Collected data:
▽

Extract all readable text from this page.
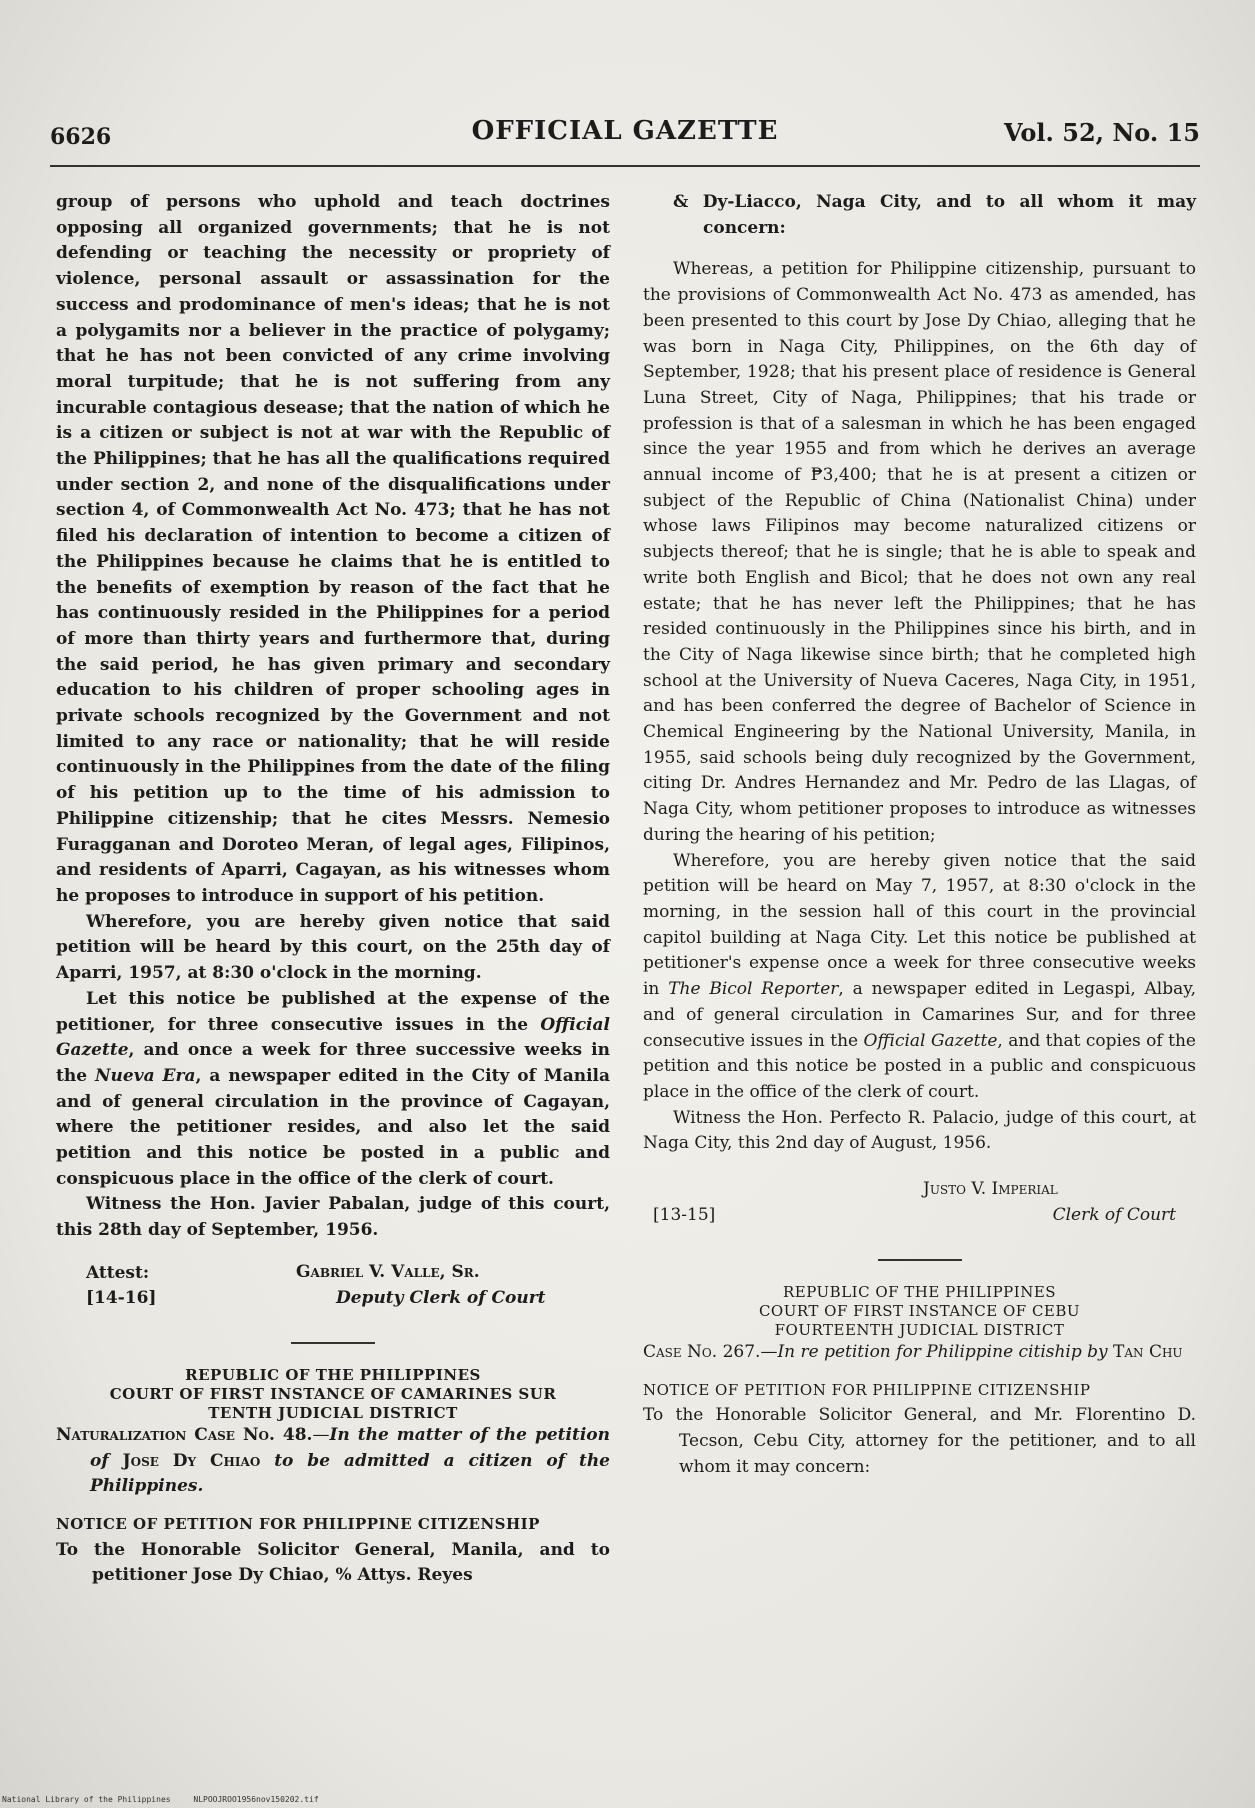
6626	OFFICIAL GAZETTE	Vol. 52, No. 15

group of persons who uphold and teach doctrines opposing all organized governments; that he is not defending or teaching the necessity or propriety of violence, personal assault or assassination for the success and prodominance of men's ideas; that he is not a polygamits nor a believer in the practice of polygamy; that he has not been convicted of any crime involving moral turpitude; that he is not suffering from any incurable contagious desease; that the nation of which he is a citizen or subject is not at war with the Republic of the Philippines; that he has all the qualifications required under section 2, and none of the disqualifications under section 4, of Commonwealth Act No. 473; that he has not filed his declaration of intention to become a citizen of the Philippines because he claims that he is entitled to the benefits of exemption by reason of the fact that he has continuously resided in the Philippines for a period of more than thirty years and furthermore that, during the said period, he has given primary and secondary education to his children of proper schooling ages in private schools recognized by the Government and not limited to any race or nationality; that he will reside continuously in the Philippines from the date of the filing of his petition up to the time of his admission to Philippine citizenship; that he cites Messrs. Nemesio Furagganan and Doroteo Meran, of legal ages, Filipinos, and residents of Aparri, Cagayan, as his witnesses whom he proposes to introduce in support of his petition.

Wherefore, you are hereby given notice that said petition will be heard by this court, on the 25th day of Aparri, 1957, at 8:30 o'clock in the morning.

Let this notice be published at the expense of the petitioner, for three consecutive issues in the Official Gazette, and once a week for three successive weeks in the Nueva Era, a newspaper edited in the City of Manila and of general circulation in the province of Cagayan, where the petitioner resides, and also let the said petition and this notice be posted in a public and conspicuous place in the office of the clerk of court.

Witness the Hon. Javier Pabalan, judge of this court, this 28th day of September, 1956.

Attest:
[14-16]
Gabriel V. Valle, Sr.
Deputy Clerk of Court
REPUBLIC OF THE PHILIPPINES
COURT OF FIRST INSTANCE OF CAMARINES SUR
TENTH JUDICIAL DISTRICT

Naturalization Case No. 48.—In the matter of the petition of Jose Dy Chiao to be admitted a citizen of the Philippines.

NOTICE OF PETITION FOR PHILIPPINE CITIZENSHIP

To the Honorable Solicitor General, Manila, and to petitioner Jose Dy Chiao, % Attys. Reyes

& Dy-Liacco, Naga City, and to all whom it may concern:

Whereas, a petition for Philippine citizenship, pursuant to the provisions of Commonwealth Act No. 473 as amended, has been presented to this court by Jose Dy Chiao, alleging that he was born in Naga City, Philippines, on the 6th day of September, 1928; that his present place of residence is General Luna Street, City of Naga, Philippines; that his trade or profession is that of a salesman in which he has been engaged since the year 1955 and from which he derives an average annual income of ₱3,400; that he is at present a citizen or subject of the Republic of China (Nationalist China) under whose laws Filipinos may become naturalized citizens or subjects thereof; that he is single; that he is able to speak and write both English and Bicol; that he does not own any real estate; that he has never left the Philippines; that he has resided continuously in the Philippines since his birth, and in the City of Naga likewise since birth; that he completed high school at the University of Nueva Caceres, Naga City, in 1951, and has been conferred the degree of Bachelor of Science in Chemical Engineering by the National University, Manila, in 1955, said schools being duly recognized by the Government, citing Dr. Andres Hernandez and Mr. Pedro de las Llagas, of Naga City, whom petitioner proposes to introduce as witnesses during the hearing of his petition;

Wherefore, you are hereby given notice that the said petition will be heard on May 7, 1957, at 8:30 o'clock in the morning, in the session hall of this court in the provincial capitol building at Naga City. Let this notice be published at petitioner's expense once a week for three consecutive weeks in The Bicol Reporter, a newspaper edited in Legaspi, Albay, and of general circulation in Camarines Sur, and for three consecutive issues in the Official Gazette, and that copies of the petition and this notice be posted in a public and conspicuous place in the office of the clerk of court.

Witness the Hon. Perfecto R. Palacio, judge of this court, at Naga City, this 2nd day of August, 1956.

Justo V. Imperial
[13-15]	Clerk of Court
REPUBLIC OF THE PHILIPPINES
COURT OF FIRST INSTANCE OF CEBU
FOURTEENTH JUDICIAL DISTRICT

Case No. 267.—In re petition for Philippine citiship by Tan Chu

NOTICE OF PETITION FOR PHILIPPINE CITIZENSHIP

To the Honorable Solicitor General, and Mr. Florentino D. Tecson, Cebu City, attorney for the petitioner, and to all whom it may concern:

National Library of the Philippines	NLPOOJROO1956nov150202.tif
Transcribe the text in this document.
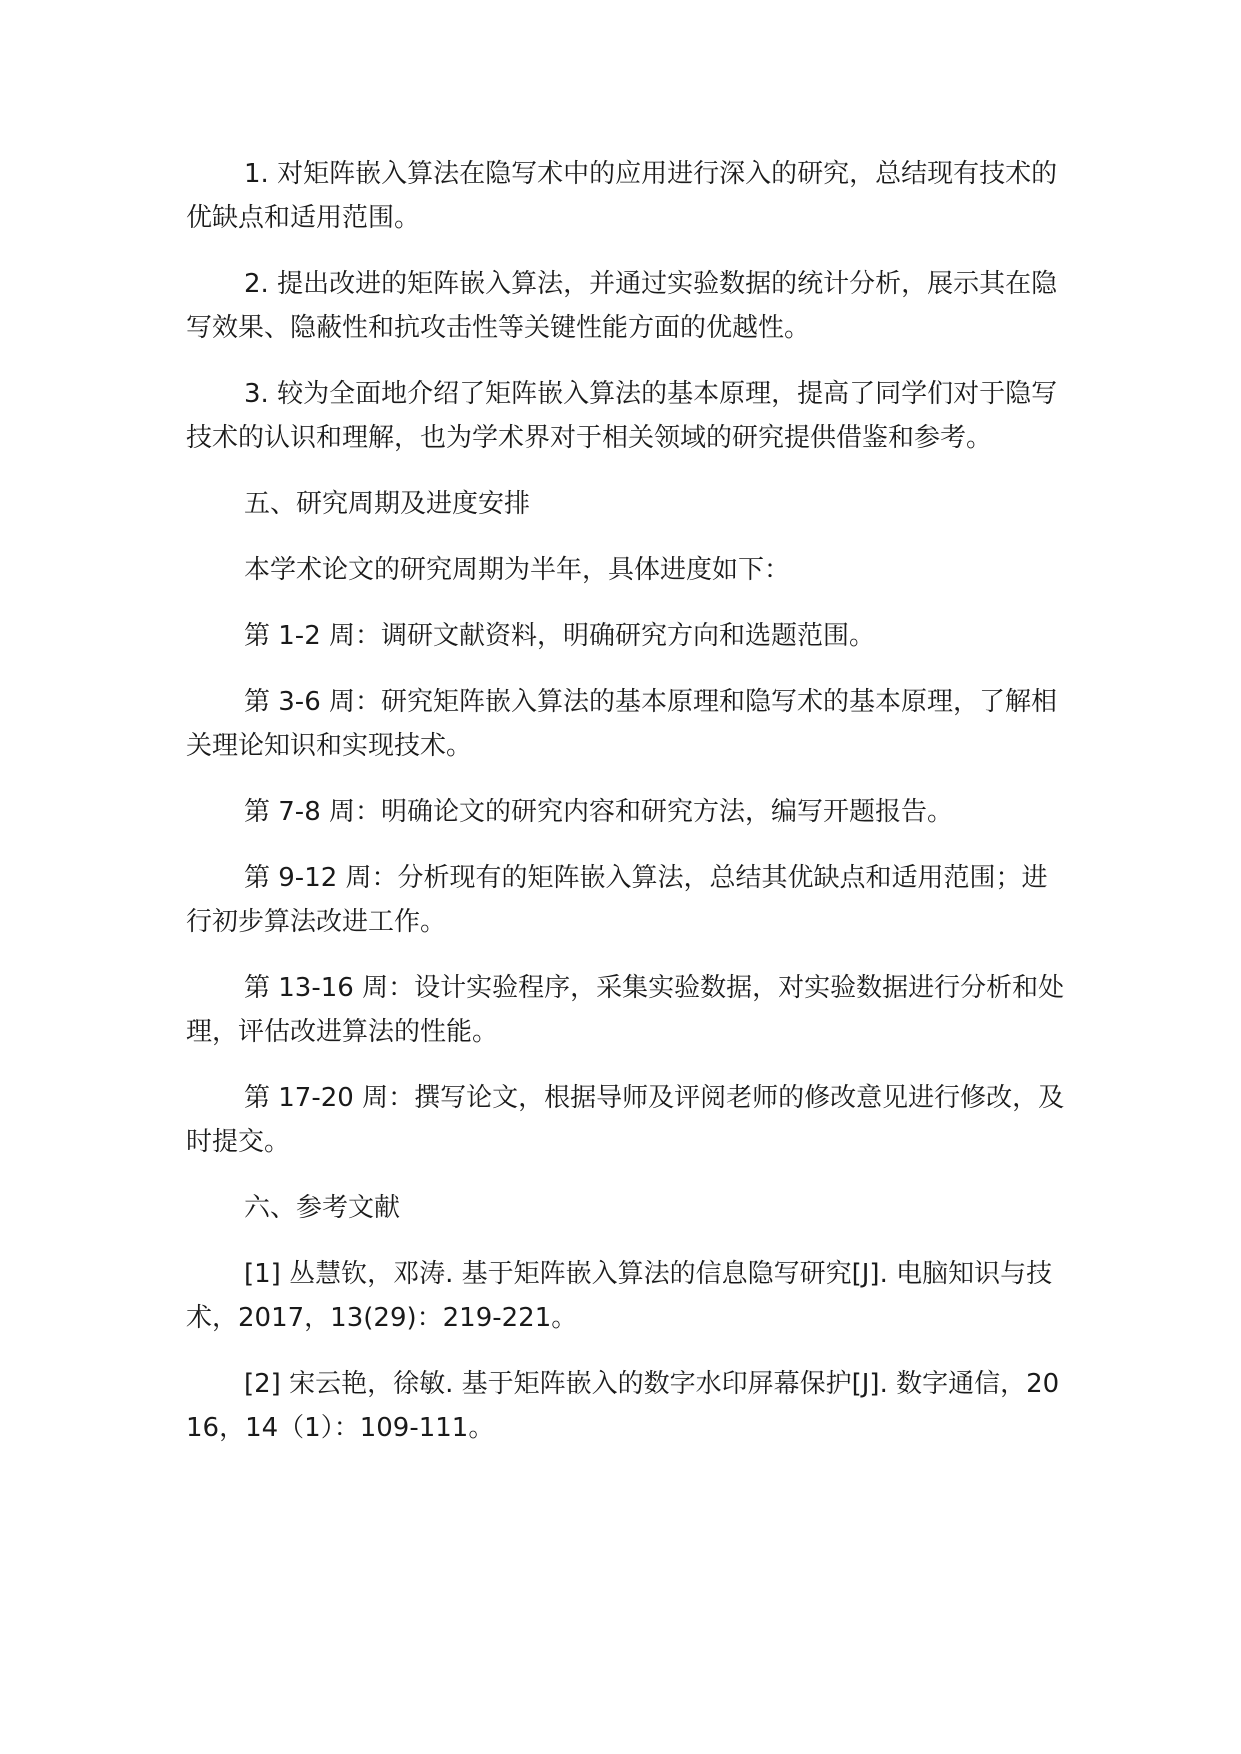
1. 对矩阵嵌入算法在隐写术中的应用进行深入的研究，总结现有技术的优缺点和适用范围。

2. 提出改进的矩阵嵌入算法，并通过实验数据的统计分析，展示其在隐写效果、隐蔽性和抗攻击性等关键性能方面的优越性。

3. 较为全面地介绍了矩阵嵌入算法的基本原理，提高了同学们对于隐写技术的认识和理解，也为学术界对于相关领域的研究提供借鉴和参考。

五、研究周期及进度安排

本学术论文的研究周期为半年，具体进度如下：

第 1-2 周：调研文献资料，明确研究方向和选题范围。

第 3-6 周：研究矩阵嵌入算法的基本原理和隐写术的基本原理，了解相关理论知识和实现技术。

第 7-8 周：明确论文的研究内容和研究方法，编写开题报告。

第 9-12 周：分析现有的矩阵嵌入算法，总结其优缺点和适用范围；进行初步算法改进工作。

第 13-16 周：设计实验程序，采集实验数据，对实验数据进行分析和处理，评估改进算法的性能。

第 17-20 周：撰写论文，根据导师及评阅老师的修改意见进行修改，及时提交。

六、参考文献

[1] 丛慧钦，邓涛. 基于矩阵嵌入算法的信息隐写研究[J]. 电脑知识与技术，2017，13(29)：219-221。

[2] 宋云艳，徐敏. 基于矩阵嵌入的数字水印屏幕保护[J]. 数字通信，2016，14（1）：109-111。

△

## Exercise instructions:
Repeat the data in full and exactly. Omit pictures.

## Answer to this exercise:
Extract all readable text from this page.
6626	OFFICIAL GAZETTE	Vol. 52, No. 15

group of persons who uphold and teach doctrines opposing all organized governments; that he is not defending or teaching the necessity or propriety of violence, personal assault or assassination for the success and prodominance of men's ideas; that he is not a polygamits nor a believer in the practice of polygamy; that he has not been convicted of any crime involving moral turpitude; that he is not suffering from any incurable contagious desease; that the nation of which he is a citizen or subject is not at war with the Republic of the Philippines; that he has all the qualifications required under section 2, and none of the disqualifications under section 4, of Commonwealth Act No. 473; that he has not filed his declaration of intention to become a citizen of the Philippines because he claims that he is entitled to the benefits of exemption by reason of the fact that he has continuously resided in the Philippines for a period of more than thirty years and furthermore that, during the said period, he has given primary and secondary education to his children of proper schooling ages in private schools recognized by the Government and not limited to any race or nationality; that he will reside continuously in the Philippines from the date of the filing of his petition up to the time of his admission to Philippine citizenship; that he cites Messrs. Nemesio Furagganan and Doroteo Meran, of legal ages, Filipinos, and residents of Aparri, Cagayan, as his witnesses whom he proposes to introduce in support of his petition.

Wherefore, you are hereby given notice that said petition will be heard by this court, on the 25th day of Aparri, 1957, at 8:30 o'clock in the morning.

Let this notice be published at the expense of the petitioner, for three consecutive issues in the Official Gazette, and once a week for three successive weeks in the Nueva Era, a newspaper edited in the City of Manila and of general circulation in the province of Cagayan, where the petitioner resides, and also let the said petition and this notice be posted in a public and conspicuous place in the office of the clerk of court.

Witness the Hon. Javier Pabalan, judge of this court, this 28th day of September, 1956.

Attest:
[14-16]
Gabriel V. Valle, Sr.
Deputy Clerk of Court
REPUBLIC OF THE PHILIPPINES
COURT OF FIRST INSTANCE OF CAMARINES SUR
TENTH JUDICIAL DISTRICT

Naturalization Case No. 48.—In the matter of the petition of Jose Dy Chiao to be admitted a citizen of the Philippines.

NOTICE OF PETITION FOR PHILIPPINE CITIZENSHIP

To the Honorable Solicitor General, Manila, and to petitioner Jose Dy Chiao, % Attys. Reyes

& Dy-Liacco, Naga City, and to all whom it may concern:

Whereas, a petition for Philippine citizenship, pursuant to the provisions of Commonwealth Act No. 473 as amended, has been presented to this court by Jose Dy Chiao, alleging that he was born in Naga City, Philippines, on the 6th day of September, 1928; that his present place of residence is General Luna Street, City of Naga, Philippines; that his trade or profession is that of a salesman in which he has been engaged since the year 1955 and from which he derives an average annual income of ₱3,400; that he is at present a citizen or subject of the Republic of China (Nationalist China) under whose laws Filipinos may become naturalized citizens or subjects thereof; that he is single; that he is able to speak and write both English and Bicol; that he does not own any real estate; that he has never left the Philippines; that he has resided continuously in the Philippines since his birth, and in the City of Naga likewise since birth; that he completed high school at the University of Nueva Caceres, Naga City, in 1951, and has been conferred the degree of Bachelor of Science in Chemical Engineering by the National University, Manila, in 1955, said schools being duly recognized by the Government, citing Dr. Andres Hernandez and Mr. Pedro de las Llagas, of Naga City, whom petitioner proposes to introduce as witnesses during the hearing of his petition;

Wherefore, you are hereby given notice that the said petition will be heard on May 7, 1957, at 8:30 o'clock in the morning, in the session hall of this court in the provincial capitol building at Naga City. Let this notice be published at petitioner's expense once a week for three consecutive weeks in The Bicol Reporter, a newspaper edited in Legaspi, Albay, and of general circulation in Camarines Sur, and for three consecutive issues in the Official Gazette, and that copies of the petition and this notice be posted in a public and conspicuous place in the office of the clerk of court.

Witness the Hon. Perfecto R. Palacio, judge of this court, at Naga City, this 2nd day of August, 1956.

Justo V. Imperial
[13-15]	Clerk of Court
REPUBLIC OF THE PHILIPPINES
COURT OF FIRST INSTANCE OF CEBU
FOURTEENTH JUDICIAL DISTRICT

Case No. 267.—In re petition for Philippine citiship by Tan Chu

NOTICE OF PETITION FOR PHILIPPINE CITIZENSHIP

To the Honorable Solicitor General, and Mr. Florentino D. Tecson, Cebu City, attorney for the petitioner, and to all whom it may concern:

National Library of the Philippines	NLPOOJROO1956nov150202.tif
Transcribe the text in this document.
1. 对矩阵嵌入算法在隐写术中的应用进行深入的研究，总结现有技术的优缺点和适用范围。

2. 提出改进的矩阵嵌入算法，并通过实验数据的统计分析，展示其在隐写效果、隐蔽性和抗攻击性等关键性能方面的优越性。

3. 较为全面地介绍了矩阵嵌入算法的基本原理，提高了同学们对于隐写技术的认识和理解，也为学术界对于相关领域的研究提供借鉴和参考。

五、研究周期及进度安排

本学术论文的研究周期为半年，具体进度如下：

第 1-2 周：调研文献资料，明确研究方向和选题范围。

第 3-6 周：研究矩阵嵌入算法的基本原理和隐写术的基本原理，了解相关理论知识和实现技术。

第 7-8 周：明确论文的研究内容和研究方法，编写开题报告。

第 9-12 周：分析现有的矩阵嵌入算法，总结其优缺点和适用范围；进行初步算法改进工作。

第 13-16 周：设计实验程序，采集实验数据，对实验数据进行分析和处理，评估改进算法的性能。

第 17-20 周：撰写论文，根据导师及评阅老师的修改意见进行修改，及时提交。

六、参考文献

[1] 丛慧钦，邓涛. 基于矩阵嵌入算法的信息隐写研究[J]. 电脑知识与技术，2017，13(29)：219-221。

[2] 宋云艳，徐敏. 基于矩阵嵌入的数字水印屏幕保护[J]. 数字通信，2016，14（1）：109-111。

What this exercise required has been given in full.